'''
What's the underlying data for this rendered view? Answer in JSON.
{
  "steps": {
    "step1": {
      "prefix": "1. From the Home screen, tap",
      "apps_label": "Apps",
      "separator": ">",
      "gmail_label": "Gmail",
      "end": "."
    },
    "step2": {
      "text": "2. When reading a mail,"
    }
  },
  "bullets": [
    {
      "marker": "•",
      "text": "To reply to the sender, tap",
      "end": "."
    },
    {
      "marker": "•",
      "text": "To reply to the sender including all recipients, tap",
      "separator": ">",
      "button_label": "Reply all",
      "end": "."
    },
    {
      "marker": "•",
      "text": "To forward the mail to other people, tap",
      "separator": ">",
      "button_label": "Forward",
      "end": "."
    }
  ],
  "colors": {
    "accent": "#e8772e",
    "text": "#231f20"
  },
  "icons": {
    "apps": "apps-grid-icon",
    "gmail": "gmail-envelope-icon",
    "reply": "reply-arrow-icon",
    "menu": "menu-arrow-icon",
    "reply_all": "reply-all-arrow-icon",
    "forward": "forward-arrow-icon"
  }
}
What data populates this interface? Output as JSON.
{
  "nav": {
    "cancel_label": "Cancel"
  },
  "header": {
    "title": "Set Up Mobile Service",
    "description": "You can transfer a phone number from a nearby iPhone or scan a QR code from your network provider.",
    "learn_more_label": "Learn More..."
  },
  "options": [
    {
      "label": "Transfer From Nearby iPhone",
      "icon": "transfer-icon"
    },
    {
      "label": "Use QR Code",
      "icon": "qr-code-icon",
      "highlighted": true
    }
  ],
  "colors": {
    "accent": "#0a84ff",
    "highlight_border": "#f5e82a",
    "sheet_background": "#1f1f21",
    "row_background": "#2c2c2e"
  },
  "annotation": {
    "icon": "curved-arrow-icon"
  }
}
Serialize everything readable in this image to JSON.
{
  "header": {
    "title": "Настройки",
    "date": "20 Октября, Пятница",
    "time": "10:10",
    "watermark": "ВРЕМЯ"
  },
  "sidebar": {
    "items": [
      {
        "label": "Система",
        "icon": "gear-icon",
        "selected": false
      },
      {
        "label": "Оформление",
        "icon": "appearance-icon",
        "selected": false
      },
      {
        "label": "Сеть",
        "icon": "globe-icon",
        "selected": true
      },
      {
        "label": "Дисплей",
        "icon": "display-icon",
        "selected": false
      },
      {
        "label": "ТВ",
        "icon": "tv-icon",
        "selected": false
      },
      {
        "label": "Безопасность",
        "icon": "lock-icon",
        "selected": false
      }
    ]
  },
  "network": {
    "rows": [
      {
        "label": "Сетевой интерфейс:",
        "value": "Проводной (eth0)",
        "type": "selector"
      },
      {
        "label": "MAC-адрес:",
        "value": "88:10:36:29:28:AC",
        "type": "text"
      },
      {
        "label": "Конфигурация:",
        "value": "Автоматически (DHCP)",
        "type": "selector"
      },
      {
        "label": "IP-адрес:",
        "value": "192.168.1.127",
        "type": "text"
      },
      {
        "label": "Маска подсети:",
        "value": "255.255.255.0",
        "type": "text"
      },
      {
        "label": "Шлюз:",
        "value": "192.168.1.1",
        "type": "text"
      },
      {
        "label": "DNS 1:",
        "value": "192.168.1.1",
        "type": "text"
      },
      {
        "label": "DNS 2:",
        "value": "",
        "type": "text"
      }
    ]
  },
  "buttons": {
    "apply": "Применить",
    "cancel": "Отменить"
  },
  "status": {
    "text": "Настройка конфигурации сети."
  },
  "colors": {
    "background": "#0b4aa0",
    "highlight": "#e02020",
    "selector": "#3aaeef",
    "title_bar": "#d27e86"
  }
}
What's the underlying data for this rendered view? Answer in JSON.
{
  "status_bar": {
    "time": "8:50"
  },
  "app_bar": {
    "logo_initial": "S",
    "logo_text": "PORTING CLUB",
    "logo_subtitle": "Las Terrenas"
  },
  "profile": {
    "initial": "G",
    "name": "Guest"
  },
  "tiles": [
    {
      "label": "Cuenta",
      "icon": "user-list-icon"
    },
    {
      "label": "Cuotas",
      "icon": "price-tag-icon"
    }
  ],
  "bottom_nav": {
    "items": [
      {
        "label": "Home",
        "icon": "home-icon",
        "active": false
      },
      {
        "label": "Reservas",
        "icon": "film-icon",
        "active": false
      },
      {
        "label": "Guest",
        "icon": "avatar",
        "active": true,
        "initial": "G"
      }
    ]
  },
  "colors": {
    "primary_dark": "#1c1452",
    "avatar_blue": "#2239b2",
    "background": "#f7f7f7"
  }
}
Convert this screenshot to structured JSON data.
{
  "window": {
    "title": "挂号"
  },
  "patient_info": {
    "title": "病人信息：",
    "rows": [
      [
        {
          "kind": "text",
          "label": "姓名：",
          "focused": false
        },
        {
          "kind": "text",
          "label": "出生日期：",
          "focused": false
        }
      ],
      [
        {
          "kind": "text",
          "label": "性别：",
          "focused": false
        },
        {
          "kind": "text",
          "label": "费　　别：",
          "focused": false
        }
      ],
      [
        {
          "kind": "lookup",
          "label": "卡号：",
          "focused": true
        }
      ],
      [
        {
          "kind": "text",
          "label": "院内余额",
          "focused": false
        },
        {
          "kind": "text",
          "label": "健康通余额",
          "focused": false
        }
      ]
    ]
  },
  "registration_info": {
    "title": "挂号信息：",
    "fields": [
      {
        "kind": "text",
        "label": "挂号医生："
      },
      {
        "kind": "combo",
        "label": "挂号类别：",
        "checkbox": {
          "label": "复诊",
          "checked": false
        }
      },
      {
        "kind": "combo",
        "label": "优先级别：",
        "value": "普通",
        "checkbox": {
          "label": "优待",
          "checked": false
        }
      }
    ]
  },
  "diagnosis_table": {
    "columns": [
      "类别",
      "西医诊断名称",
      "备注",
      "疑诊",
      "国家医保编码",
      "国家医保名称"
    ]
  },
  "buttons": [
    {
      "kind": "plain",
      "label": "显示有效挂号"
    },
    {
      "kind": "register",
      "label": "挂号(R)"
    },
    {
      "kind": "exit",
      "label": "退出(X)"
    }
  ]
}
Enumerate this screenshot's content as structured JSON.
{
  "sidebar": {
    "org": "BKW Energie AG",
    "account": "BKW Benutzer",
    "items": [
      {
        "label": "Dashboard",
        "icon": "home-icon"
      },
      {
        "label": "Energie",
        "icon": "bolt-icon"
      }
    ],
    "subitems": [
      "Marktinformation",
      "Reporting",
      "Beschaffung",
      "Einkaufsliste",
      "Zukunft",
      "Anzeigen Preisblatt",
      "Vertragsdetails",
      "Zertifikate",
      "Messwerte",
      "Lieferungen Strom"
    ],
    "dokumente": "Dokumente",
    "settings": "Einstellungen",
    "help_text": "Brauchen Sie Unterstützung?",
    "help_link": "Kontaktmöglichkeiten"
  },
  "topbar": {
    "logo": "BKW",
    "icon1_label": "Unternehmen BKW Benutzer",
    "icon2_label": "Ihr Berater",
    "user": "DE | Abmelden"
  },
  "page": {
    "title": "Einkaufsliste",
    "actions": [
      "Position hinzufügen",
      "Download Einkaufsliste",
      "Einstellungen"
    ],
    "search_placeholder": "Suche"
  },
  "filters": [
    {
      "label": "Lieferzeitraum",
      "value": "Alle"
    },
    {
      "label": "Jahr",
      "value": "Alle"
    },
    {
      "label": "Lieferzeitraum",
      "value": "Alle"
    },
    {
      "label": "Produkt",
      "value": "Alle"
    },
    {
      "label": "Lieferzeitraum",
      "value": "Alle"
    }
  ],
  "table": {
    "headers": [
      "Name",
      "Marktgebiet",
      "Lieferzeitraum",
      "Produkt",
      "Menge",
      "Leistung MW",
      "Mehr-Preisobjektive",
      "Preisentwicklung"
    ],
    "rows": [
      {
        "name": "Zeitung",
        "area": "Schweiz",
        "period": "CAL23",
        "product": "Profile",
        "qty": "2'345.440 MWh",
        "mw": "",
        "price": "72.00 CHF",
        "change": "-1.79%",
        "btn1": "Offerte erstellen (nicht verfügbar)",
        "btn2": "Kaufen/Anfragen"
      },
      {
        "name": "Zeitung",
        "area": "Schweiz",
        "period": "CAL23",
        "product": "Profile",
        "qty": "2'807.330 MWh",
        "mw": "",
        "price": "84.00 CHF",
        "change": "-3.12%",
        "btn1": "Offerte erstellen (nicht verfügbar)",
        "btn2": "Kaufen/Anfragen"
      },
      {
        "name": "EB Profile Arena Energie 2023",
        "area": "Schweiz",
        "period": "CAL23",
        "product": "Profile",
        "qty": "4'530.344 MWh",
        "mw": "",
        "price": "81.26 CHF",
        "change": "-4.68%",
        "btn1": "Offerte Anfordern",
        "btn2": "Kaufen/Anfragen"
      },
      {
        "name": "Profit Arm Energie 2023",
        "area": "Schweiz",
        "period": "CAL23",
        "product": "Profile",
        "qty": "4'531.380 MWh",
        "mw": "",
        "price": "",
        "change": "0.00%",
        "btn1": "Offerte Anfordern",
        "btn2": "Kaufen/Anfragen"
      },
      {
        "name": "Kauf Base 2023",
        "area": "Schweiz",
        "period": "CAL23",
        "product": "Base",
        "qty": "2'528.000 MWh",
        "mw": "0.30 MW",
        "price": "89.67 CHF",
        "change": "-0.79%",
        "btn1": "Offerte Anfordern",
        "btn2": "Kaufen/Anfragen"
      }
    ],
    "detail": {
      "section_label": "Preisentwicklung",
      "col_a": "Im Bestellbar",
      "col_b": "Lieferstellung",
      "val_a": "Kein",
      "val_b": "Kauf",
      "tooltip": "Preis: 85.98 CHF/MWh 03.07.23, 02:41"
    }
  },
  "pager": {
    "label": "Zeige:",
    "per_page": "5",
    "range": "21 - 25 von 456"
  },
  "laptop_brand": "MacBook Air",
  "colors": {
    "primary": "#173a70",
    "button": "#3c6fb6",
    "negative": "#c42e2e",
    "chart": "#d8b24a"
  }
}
'''
- _EXERCISE REQUIREMENTS_
Identify the lines in the entries that hold "Energie" and return each one.

- _TASK RESULT_
    "org": "BKW Energie AG",
        "label": "Energie",
        "name": "EB Profile Arena Energie 2023",
        "name": "Profit Arm Energie 2023",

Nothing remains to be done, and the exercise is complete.